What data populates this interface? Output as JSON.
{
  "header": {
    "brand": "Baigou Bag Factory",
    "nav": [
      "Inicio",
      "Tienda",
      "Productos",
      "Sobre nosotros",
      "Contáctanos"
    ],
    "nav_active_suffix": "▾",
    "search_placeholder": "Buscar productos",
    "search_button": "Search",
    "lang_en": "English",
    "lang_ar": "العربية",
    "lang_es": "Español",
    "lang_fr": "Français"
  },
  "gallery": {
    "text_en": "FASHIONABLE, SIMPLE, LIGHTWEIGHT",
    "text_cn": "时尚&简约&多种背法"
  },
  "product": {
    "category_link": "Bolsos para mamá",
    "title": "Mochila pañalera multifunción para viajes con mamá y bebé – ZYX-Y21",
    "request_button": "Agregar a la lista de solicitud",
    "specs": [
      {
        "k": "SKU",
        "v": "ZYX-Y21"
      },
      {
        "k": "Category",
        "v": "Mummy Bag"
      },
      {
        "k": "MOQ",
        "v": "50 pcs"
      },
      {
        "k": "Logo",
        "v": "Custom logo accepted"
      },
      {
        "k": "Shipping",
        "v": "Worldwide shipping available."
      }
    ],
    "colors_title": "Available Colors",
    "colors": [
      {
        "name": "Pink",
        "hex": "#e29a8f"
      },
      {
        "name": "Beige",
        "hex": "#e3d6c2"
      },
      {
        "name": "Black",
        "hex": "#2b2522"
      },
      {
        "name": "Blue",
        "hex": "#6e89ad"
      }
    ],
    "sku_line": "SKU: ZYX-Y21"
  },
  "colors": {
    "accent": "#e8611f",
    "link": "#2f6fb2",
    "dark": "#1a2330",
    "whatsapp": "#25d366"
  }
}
------------------------------------
§ Stated task
Repeat the whole listing exactly, keeping every line intact.

§ Solution
What data populates this interface? Output as JSON.
{
  "header": {
    "brand": "Baigou Bag Factory",
    "nav": [
      "Inicio",
      "Tienda",
      "Productos",
      "Sobre nosotros",
      "Contáctanos"
    ],
    "nav_active_suffix": "▾",
    "search_placeholder": "Buscar productos",
    "search_button": "Search",
    "lang_en": "English",
    "lang_ar": "العربية",
    "lang_es": "Español",
    "lang_fr": "Français"
  },
  "gallery": {
    "text_en": "FASHIONABLE, SIMPLE, LIGHTWEIGHT",
    "text_cn": "时尚&简约&多种背法"
  },
  "product": {
    "category_link": "Bolsos para mamá",
    "title": "Mochila pañalera multifunción para viajes con mamá y bebé – ZYX-Y21",
    "request_button": "Agregar a la lista de solicitud",
    "specs": [
      {
        "k": "SKU",
        "v": "ZYX-Y21"
      },
      {
        "k": "Category",
        "v": "Mummy Bag"
      },
      {
        "k": "MOQ",
        "v": "50 pcs"
      },
      {
        "k": "Logo",
        "v": "Custom logo accepted"
      },
      {
        "k": "Shipping",
        "v": "Worldwide shipping available."
      }
    ],
    "colors_title": "Available Colors",
    "colors": [
      {
        "name": "Pink",
        "hex": "#e29a8f"
      },
      {
        "name": "Beige",
        "hex": "#e3d6c2"
      },
      {
        "name": "Black",
        "hex": "#2b2522"
      },
      {
        "name": "Blue",
        "hex": "#6e89ad"
      }
    ],
    "sku_line": "SKU: ZYX-Y21"
  },
  "colors": {
    "accent": "#e8611f",
    "link": "#2f6fb2",
    "dark": "#1a2330",
    "whatsapp": "#25d366"
  }
}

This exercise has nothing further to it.